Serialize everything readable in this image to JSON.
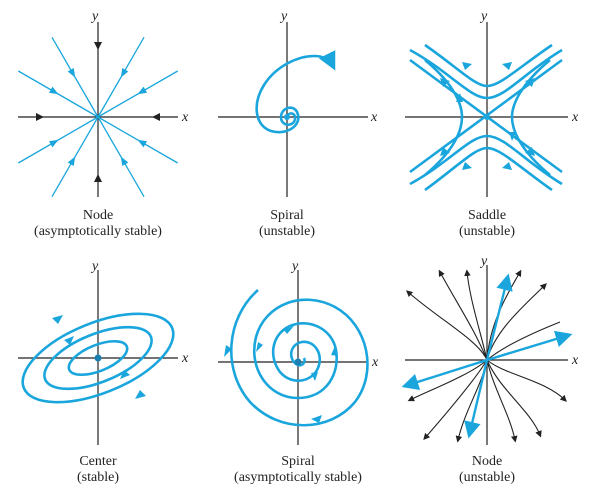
{
  "colors": {
    "curve": "#1aa6dd",
    "axis": "#222222",
    "trajectory_black": "#222222"
  },
  "axis_labels": {
    "x": "x",
    "y": "y"
  },
  "panels": [
    {
      "id": "node-stable",
      "title": "Node",
      "subtitle": "(asymptotically stable)"
    },
    {
      "id": "spiral-unstable",
      "title": "Spiral",
      "subtitle": "(unstable)"
    },
    {
      "id": "saddle",
      "title": "Saddle",
      "subtitle": "(unstable)"
    },
    {
      "id": "center",
      "title": "Center",
      "subtitle": "(stable)"
    },
    {
      "id": "spiral-stable",
      "title": "Spiral",
      "subtitle": "(asymptotically stable)"
    },
    {
      "id": "node-unstable",
      "title": "Node",
      "subtitle": "(unstable)"
    }
  ]
}
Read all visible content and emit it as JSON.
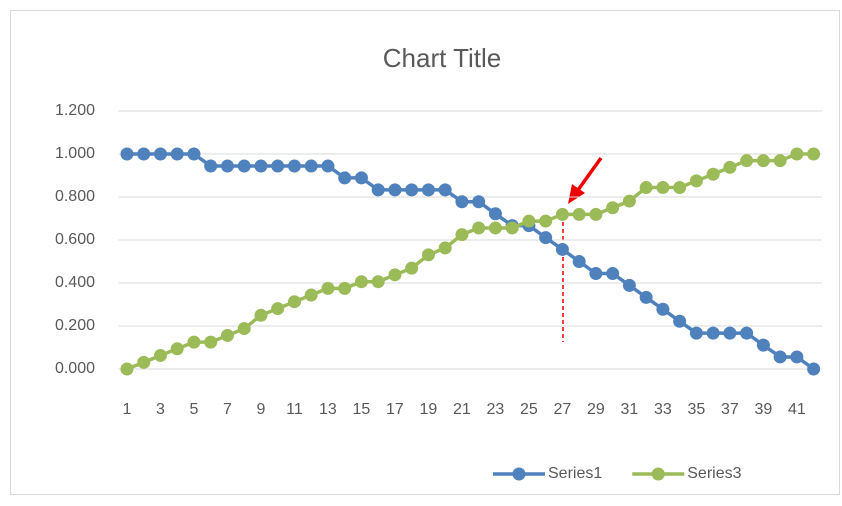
{
  "chart_data": {
    "type": "line",
    "title": "Chart Title",
    "categories": [
      "1",
      null,
      "3",
      null,
      "5",
      null,
      "7",
      null,
      "9",
      null,
      "11",
      null,
      "13",
      null,
      "15",
      null,
      "17",
      null,
      "19",
      null,
      "21",
      null,
      "23",
      null,
      "25",
      null,
      "27",
      null,
      "29",
      null,
      "31",
      null,
      "33",
      null,
      "35",
      null,
      "37",
      null,
      "39",
      null,
      "41",
      null
    ],
    "series": [
      {
        "name": "Series1",
        "color": "#4f81bd",
        "values": [
          1.0,
          1.0,
          1.0,
          1.0,
          1.0,
          0.944,
          0.944,
          0.944,
          0.944,
          0.944,
          0.944,
          0.944,
          0.944,
          0.889,
          0.889,
          0.833,
          0.833,
          0.833,
          0.833,
          0.833,
          0.778,
          0.778,
          0.722,
          0.667,
          0.667,
          0.611,
          0.556,
          0.5,
          0.444,
          0.444,
          0.389,
          0.333,
          0.278,
          0.222,
          0.167,
          0.167,
          0.167,
          0.167,
          0.111,
          0.056,
          0.056,
          0.0
        ]
      },
      {
        "name": "Series3",
        "color": "#9bbb59",
        "values": [
          0.0,
          0.031,
          0.063,
          0.094,
          0.125,
          0.125,
          0.156,
          0.188,
          0.25,
          0.281,
          0.313,
          0.344,
          0.375,
          0.375,
          0.406,
          0.406,
          0.438,
          0.469,
          0.531,
          0.563,
          0.625,
          0.656,
          0.656,
          0.656,
          0.688,
          0.688,
          0.719,
          0.719,
          0.719,
          0.75,
          0.781,
          0.844,
          0.844,
          0.844,
          0.875,
          0.906,
          0.938,
          0.969,
          0.969,
          0.969,
          1.0,
          1.0
        ]
      }
    ],
    "ylim": [
      0,
      1.2
    ],
    "yticks": [
      {
        "value": 0,
        "label": "0.000"
      },
      {
        "value": 0.2,
        "label": "0.200"
      },
      {
        "value": 0.4,
        "label": "0.400"
      },
      {
        "value": 0.6,
        "label": "0.600"
      },
      {
        "value": 0.8,
        "label": "0.800"
      },
      {
        "value": 1.0,
        "label": "1.000"
      },
      {
        "value": 1.2,
        "label": "1.200"
      }
    ],
    "grid": true,
    "legend": "bottom"
  }
}
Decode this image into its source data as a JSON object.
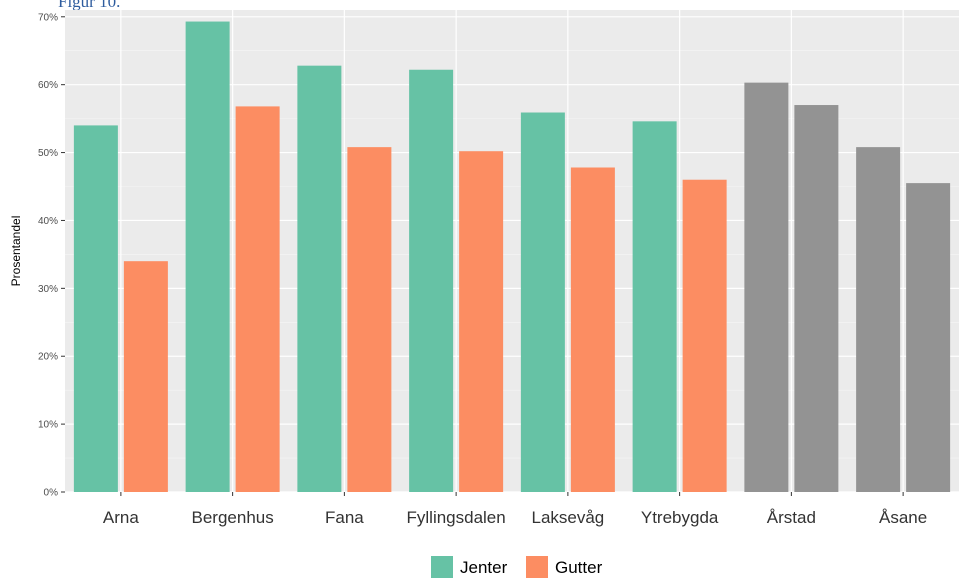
{
  "figure_caption": "Figur 10.",
  "chart_data": {
    "type": "bar",
    "title": "",
    "xlabel": "",
    "ylabel": "Prosentandel",
    "ylim": [
      0,
      71
    ],
    "y_ticks": [
      0,
      10,
      20,
      30,
      40,
      50,
      60,
      70
    ],
    "y_tick_labels": [
      "0%",
      "10%",
      "20%",
      "30%",
      "40%",
      "50%",
      "60%",
      "70%"
    ],
    "grid": true,
    "legend_position": "bottom",
    "categories": [
      "Arna",
      "Bergenhus",
      "Fana",
      "Fyllingsdalen",
      "Laksevåg",
      "Ytrebygda",
      "Årstad",
      "Åsane"
    ],
    "series": [
      {
        "name": "Jenter",
        "color": "#66c2a5",
        "values": [
          54.0,
          69.3,
          62.8,
          62.2,
          55.9,
          54.6,
          60.3,
          50.8
        ]
      },
      {
        "name": "Gutter",
        "color": "#fc8d62",
        "values": [
          34.0,
          56.8,
          50.8,
          50.2,
          47.8,
          46.0,
          57.0,
          45.5
        ]
      }
    ],
    "gray_categories": [
      "Årstad",
      "Åsane"
    ],
    "gray_color": "#939393",
    "panel_background": "#ebebeb"
  }
}
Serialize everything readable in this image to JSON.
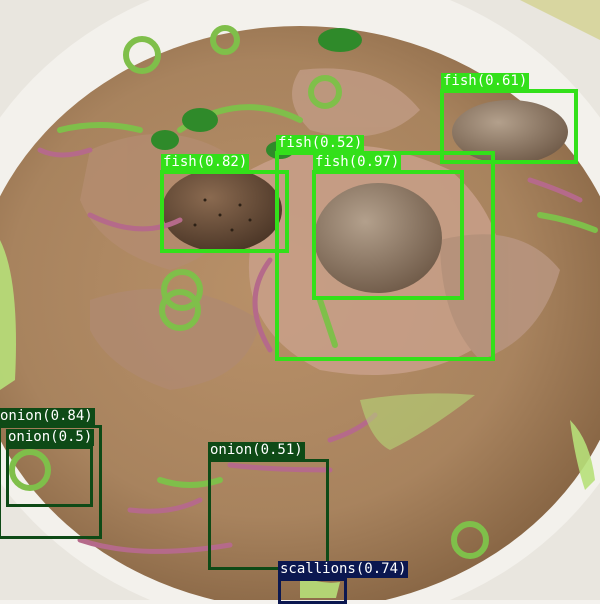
{
  "image": {
    "subject": "bowl-of-pho",
    "colors": {
      "bowl_rim": "#f3f1ec",
      "broth": "#a8835e",
      "broth_dark": "#7b5a3a",
      "beef_slice": "#c9a08a",
      "meatball": "#8f7a66",
      "scallion": "#7fbf4a",
      "red_onion": "#b56a8a"
    }
  },
  "detections": [
    {
      "label": "fish(0.61)",
      "color": "#33e01a"
    },
    {
      "label": "fish(0.82)",
      "color": "#33e01a"
    },
    {
      "label": "fish(0.52)",
      "color": "#33e01a"
    },
    {
      "label": "fish(0.97)",
      "color": "#33e01a"
    },
    {
      "label": "onion(0.84)",
      "color": "#0e4a16"
    },
    {
      "label": "onion(0.5)",
      "color": "#0e4a16"
    },
    {
      "label": "onion(0.51)",
      "color": "#0e4a16"
    },
    {
      "label": "scallions(0.74)",
      "color": "#0b1750"
    }
  ]
}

★ ★ ★ ★ ★

* [Directions]: In the entries above, identify every line with the word "JSON". Copy those lines.

* [Solution for this problem]:
Serialize everything readable in this image to JSON.
Read all visible content and emit it as JSON.
Decode this image into its source data as a JSON object.
Serialize everything readable in this image to JSON.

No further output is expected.